RECORD EXCERPTS:
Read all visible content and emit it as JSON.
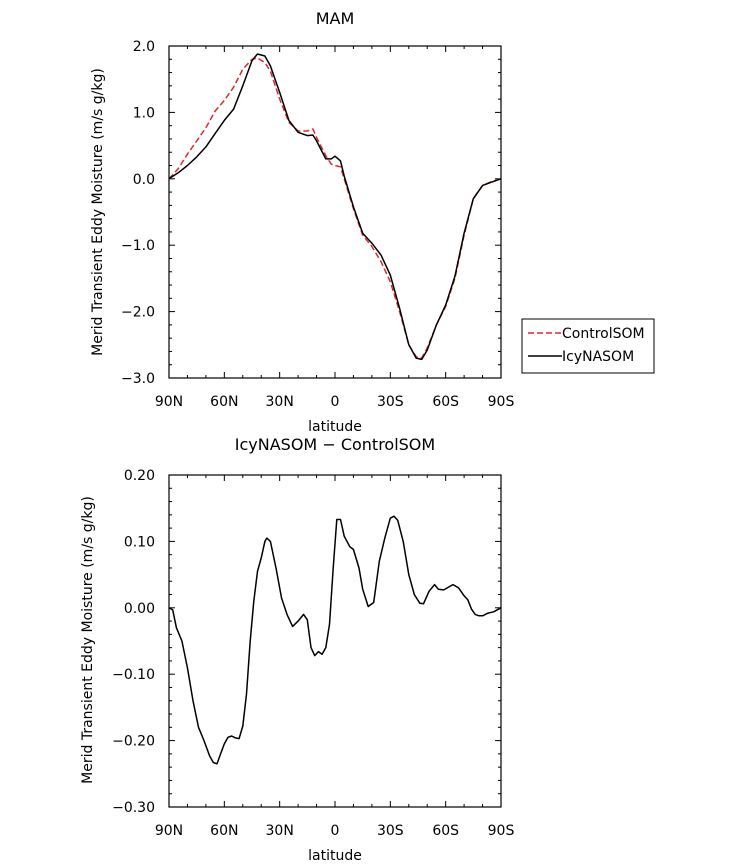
{
  "chart_data": [
    {
      "type": "line",
      "title": "MAM",
      "xlabel": "latitude",
      "ylabel": "Merid Transient Eddy Moisture (m/s g/kg)",
      "xlim": [
        90,
        -90
      ],
      "ylim": [
        -3.0,
        2.0
      ],
      "x_ticks": [
        {
          "value": 90,
          "label": "90N"
        },
        {
          "value": 60,
          "label": "60N"
        },
        {
          "value": 30,
          "label": "30N"
        },
        {
          "value": 0,
          "label": "0"
        },
        {
          "value": -30,
          "label": "30S"
        },
        {
          "value": -60,
          "label": "60S"
        },
        {
          "value": -90,
          "label": "90S"
        }
      ],
      "y_ticks": [
        {
          "value": 2.0,
          "label": "2.0"
        },
        {
          "value": 1.0,
          "label": "1.0"
        },
        {
          "value": 0.0,
          "label": "0.0"
        },
        {
          "value": -1.0,
          "label": "−1.0"
        },
        {
          "value": -2.0,
          "label": "−2.0"
        },
        {
          "value": -3.0,
          "label": "−3.0"
        }
      ],
      "legend": {
        "placement": "right"
      },
      "series": [
        {
          "name": "ControlSOM",
          "color": "#e0282c",
          "dash": true,
          "x": [
            90,
            85,
            80,
            75,
            70,
            65,
            60,
            55,
            50,
            45,
            42,
            38,
            35,
            30,
            25,
            20,
            15,
            12,
            10,
            5,
            2,
            0,
            -3,
            -5,
            -10,
            -15,
            -20,
            -25,
            -30,
            -35,
            -40,
            -44,
            -47,
            -50,
            -55,
            -60,
            -65,
            -70,
            -75,
            -80,
            -85,
            -90
          ],
          "y": [
            0.0,
            0.15,
            0.37,
            0.57,
            0.77,
            1.02,
            1.18,
            1.38,
            1.65,
            1.8,
            1.82,
            1.75,
            1.62,
            1.2,
            0.85,
            0.72,
            0.72,
            0.75,
            0.62,
            0.35,
            0.22,
            0.2,
            0.18,
            0.0,
            -0.45,
            -0.85,
            -1.02,
            -1.25,
            -1.55,
            -2.0,
            -2.5,
            -2.68,
            -2.7,
            -2.55,
            -2.2,
            -1.92,
            -1.5,
            -0.85,
            -0.3,
            -0.1,
            -0.04,
            0.0
          ]
        },
        {
          "name": "IcyNASOM",
          "color": "#000000",
          "dash": false,
          "x": [
            90,
            85,
            80,
            75,
            70,
            65,
            60,
            55,
            50,
            45,
            42,
            38,
            35,
            30,
            25,
            20,
            15,
            12,
            10,
            5,
            2,
            0,
            -3,
            -5,
            -10,
            -15,
            -20,
            -25,
            -30,
            -35,
            -40,
            -44,
            -47,
            -50,
            -55,
            -60,
            -65,
            -70,
            -75,
            -80,
            -85,
            -90
          ],
          "y": [
            0.0,
            0.09,
            0.2,
            0.33,
            0.48,
            0.68,
            0.88,
            1.05,
            1.4,
            1.78,
            1.88,
            1.85,
            1.7,
            1.3,
            0.88,
            0.7,
            0.65,
            0.66,
            0.57,
            0.3,
            0.3,
            0.34,
            0.27,
            0.04,
            -0.42,
            -0.82,
            -0.97,
            -1.15,
            -1.45,
            -1.95,
            -2.5,
            -2.7,
            -2.72,
            -2.58,
            -2.2,
            -1.9,
            -1.47,
            -0.82,
            -0.3,
            -0.1,
            -0.05,
            0.0
          ]
        }
      ]
    },
    {
      "type": "line",
      "title": "IcyNASOM − ControlSOM",
      "xlabel": "latitude",
      "ylabel": "Merid Transient Eddy Moisture (m/s g/kg)",
      "xlim": [
        90,
        -90
      ],
      "ylim": [
        -0.3,
        0.2
      ],
      "x_ticks": [
        {
          "value": 90,
          "label": "90N"
        },
        {
          "value": 60,
          "label": "60N"
        },
        {
          "value": 30,
          "label": "30N"
        },
        {
          "value": 0,
          "label": "0"
        },
        {
          "value": -30,
          "label": "30S"
        },
        {
          "value": -60,
          "label": "60S"
        },
        {
          "value": -90,
          "label": "90S"
        }
      ],
      "y_ticks": [
        {
          "value": 0.2,
          "label": "0.20"
        },
        {
          "value": 0.1,
          "label": "0.10"
        },
        {
          "value": 0.0,
          "label": "0.00"
        },
        {
          "value": -0.1,
          "label": "−0.10"
        },
        {
          "value": -0.2,
          "label": "−0.20"
        },
        {
          "value": -0.3,
          "label": "−0.30"
        }
      ],
      "series": [
        {
          "color": "#000000",
          "dash": false,
          "x": [
            90,
            88,
            86,
            83,
            80,
            77,
            74,
            71,
            68,
            66,
            64,
            62,
            60,
            58,
            56,
            54,
            52,
            50,
            48,
            46,
            44,
            42,
            40,
            38,
            37,
            35,
            32,
            29,
            26,
            23,
            20,
            17,
            15,
            13,
            11,
            9,
            7,
            5,
            3,
            1,
            -1,
            -3,
            -5,
            -8,
            -10,
            -13,
            -15,
            -18,
            -21,
            -24,
            -27,
            -30,
            -32,
            -34,
            -37,
            -40,
            -43,
            -46,
            -48,
            -51,
            -54,
            -56,
            -59,
            -62,
            -64,
            -67,
            -70,
            -72,
            -74,
            -76,
            -78,
            -80,
            -83,
            -86,
            -88,
            -90
          ],
          "y": [
            0.0,
            -0.003,
            -0.03,
            -0.05,
            -0.09,
            -0.14,
            -0.18,
            -0.2,
            -0.223,
            -0.233,
            -0.235,
            -0.22,
            -0.205,
            -0.195,
            -0.193,
            -0.196,
            -0.197,
            -0.178,
            -0.13,
            -0.05,
            0.01,
            0.055,
            0.075,
            0.1,
            0.105,
            0.1,
            0.06,
            0.015,
            -0.01,
            -0.028,
            -0.02,
            -0.01,
            -0.018,
            -0.06,
            -0.072,
            -0.066,
            -0.07,
            -0.06,
            -0.025,
            0.06,
            0.133,
            0.133,
            0.108,
            0.092,
            0.088,
            0.06,
            0.028,
            0.002,
            0.008,
            0.07,
            0.105,
            0.135,
            0.138,
            0.132,
            0.1,
            0.05,
            0.02,
            0.007,
            0.006,
            0.025,
            0.035,
            0.028,
            0.027,
            0.032,
            0.035,
            0.03,
            0.018,
            0.012,
            -0.002,
            -0.01,
            -0.012,
            -0.012,
            -0.008,
            -0.006,
            -0.003,
            0.0
          ]
        }
      ]
    }
  ]
}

WORK TO COMPLETE: Reproduce each line word for word and drop the pictures.

THE OUTPUT:
Read all visible content and emit it as JSON.
{
  "chart_data": [
    {
      "type": "line",
      "title": "MAM",
      "xlabel": "latitude",
      "ylabel": "Merid Transient Eddy Moisture (m/s g/kg)",
      "xlim": [
        90,
        -90
      ],
      "ylim": [
        -3.0,
        2.0
      ],
      "x_ticks": [
        {
          "value": 90,
          "label": "90N"
        },
        {
          "value": 60,
          "label": "60N"
        },
        {
          "value": 30,
          "label": "30N"
        },
        {
          "value": 0,
          "label": "0"
        },
        {
          "value": -30,
          "label": "30S"
        },
        {
          "value": -60,
          "label": "60S"
        },
        {
          "value": -90,
          "label": "90S"
        }
      ],
      "y_ticks": [
        {
          "value": 2.0,
          "label": "2.0"
        },
        {
          "value": 1.0,
          "label": "1.0"
        },
        {
          "value": 0.0,
          "label": "0.0"
        },
        {
          "value": -1.0,
          "label": "−1.0"
        },
        {
          "value": -2.0,
          "label": "−2.0"
        },
        {
          "value": -3.0,
          "label": "−3.0"
        }
      ],
      "legend": {
        "placement": "right"
      },
      "series": [
        {
          "name": "ControlSOM",
          "color": "#e0282c",
          "dash": true,
          "x": [
            90,
            85,
            80,
            75,
            70,
            65,
            60,
            55,
            50,
            45,
            42,
            38,
            35,
            30,
            25,
            20,
            15,
            12,
            10,
            5,
            2,
            0,
            -3,
            -5,
            -10,
            -15,
            -20,
            -25,
            -30,
            -35,
            -40,
            -44,
            -47,
            -50,
            -55,
            -60,
            -65,
            -70,
            -75,
            -80,
            -85,
            -90
          ],
          "y": [
            0.0,
            0.15,
            0.37,
            0.57,
            0.77,
            1.02,
            1.18,
            1.38,
            1.65,
            1.8,
            1.82,
            1.75,
            1.62,
            1.2,
            0.85,
            0.72,
            0.72,
            0.75,
            0.62,
            0.35,
            0.22,
            0.2,
            0.18,
            0.0,
            -0.45,
            -0.85,
            -1.02,
            -1.25,
            -1.55,
            -2.0,
            -2.5,
            -2.68,
            -2.7,
            -2.55,
            -2.2,
            -1.92,
            -1.5,
            -0.85,
            -0.3,
            -0.1,
            -0.04,
            0.0
          ]
        },
        {
          "name": "IcyNASOM",
          "color": "#000000",
          "dash": false,
          "x": [
            90,
            85,
            80,
            75,
            70,
            65,
            60,
            55,
            50,
            45,
            42,
            38,
            35,
            30,
            25,
            20,
            15,
            12,
            10,
            5,
            2,
            0,
            -3,
            -5,
            -10,
            -15,
            -20,
            -25,
            -30,
            -35,
            -40,
            -44,
            -47,
            -50,
            -55,
            -60,
            -65,
            -70,
            -75,
            -80,
            -85,
            -90
          ],
          "y": [
            0.0,
            0.09,
            0.2,
            0.33,
            0.48,
            0.68,
            0.88,
            1.05,
            1.4,
            1.78,
            1.88,
            1.85,
            1.7,
            1.3,
            0.88,
            0.7,
            0.65,
            0.66,
            0.57,
            0.3,
            0.3,
            0.34,
            0.27,
            0.04,
            -0.42,
            -0.82,
            -0.97,
            -1.15,
            -1.45,
            -1.95,
            -2.5,
            -2.7,
            -2.72,
            -2.58,
            -2.2,
            -1.9,
            -1.47,
            -0.82,
            -0.3,
            -0.1,
            -0.05,
            0.0
          ]
        }
      ]
    },
    {
      "type": "line",
      "title": "IcyNASOM − ControlSOM",
      "xlabel": "latitude",
      "ylabel": "Merid Transient Eddy Moisture (m/s g/kg)",
      "xlim": [
        90,
        -90
      ],
      "ylim": [
        -0.3,
        0.2
      ],
      "x_ticks": [
        {
          "value": 90,
          "label": "90N"
        },
        {
          "value": 60,
          "label": "60N"
        },
        {
          "value": 30,
          "label": "30N"
        },
        {
          "value": 0,
          "label": "0"
        },
        {
          "value": -30,
          "label": "30S"
        },
        {
          "value": -60,
          "label": "60S"
        },
        {
          "value": -90,
          "label": "90S"
        }
      ],
      "y_ticks": [
        {
          "value": 0.2,
          "label": "0.20"
        },
        {
          "value": 0.1,
          "label": "0.10"
        },
        {
          "value": 0.0,
          "label": "0.00"
        },
        {
          "value": -0.1,
          "label": "−0.10"
        },
        {
          "value": -0.2,
          "label": "−0.20"
        },
        {
          "value": -0.3,
          "label": "−0.30"
        }
      ],
      "series": [
        {
          "color": "#000000",
          "dash": false,
          "x": [
            90,
            88,
            86,
            83,
            80,
            77,
            74,
            71,
            68,
            66,
            64,
            62,
            60,
            58,
            56,
            54,
            52,
            50,
            48,
            46,
            44,
            42,
            40,
            38,
            37,
            35,
            32,
            29,
            26,
            23,
            20,
            17,
            15,
            13,
            11,
            9,
            7,
            5,
            3,
            1,
            -1,
            -3,
            -5,
            -8,
            -10,
            -13,
            -15,
            -18,
            -21,
            -24,
            -27,
            -30,
            -32,
            -34,
            -37,
            -40,
            -43,
            -46,
            -48,
            -51,
            -54,
            -56,
            -59,
            -62,
            -64,
            -67,
            -70,
            -72,
            -74,
            -76,
            -78,
            -80,
            -83,
            -86,
            -88,
            -90
          ],
          "y": [
            0.0,
            -0.003,
            -0.03,
            -0.05,
            -0.09,
            -0.14,
            -0.18,
            -0.2,
            -0.223,
            -0.233,
            -0.235,
            -0.22,
            -0.205,
            -0.195,
            -0.193,
            -0.196,
            -0.197,
            -0.178,
            -0.13,
            -0.05,
            0.01,
            0.055,
            0.075,
            0.1,
            0.105,
            0.1,
            0.06,
            0.015,
            -0.01,
            -0.028,
            -0.02,
            -0.01,
            -0.018,
            -0.06,
            -0.072,
            -0.066,
            -0.07,
            -0.06,
            -0.025,
            0.06,
            0.133,
            0.133,
            0.108,
            0.092,
            0.088,
            0.06,
            0.028,
            0.002,
            0.008,
            0.07,
            0.105,
            0.135,
            0.138,
            0.132,
            0.1,
            0.05,
            0.02,
            0.007,
            0.006,
            0.025,
            0.035,
            0.028,
            0.027,
            0.032,
            0.035,
            0.03,
            0.018,
            0.012,
            -0.002,
            -0.01,
            -0.012,
            -0.012,
            -0.008,
            -0.006,
            -0.003,
            0.0
          ]
        }
      ]
    }
  ]
}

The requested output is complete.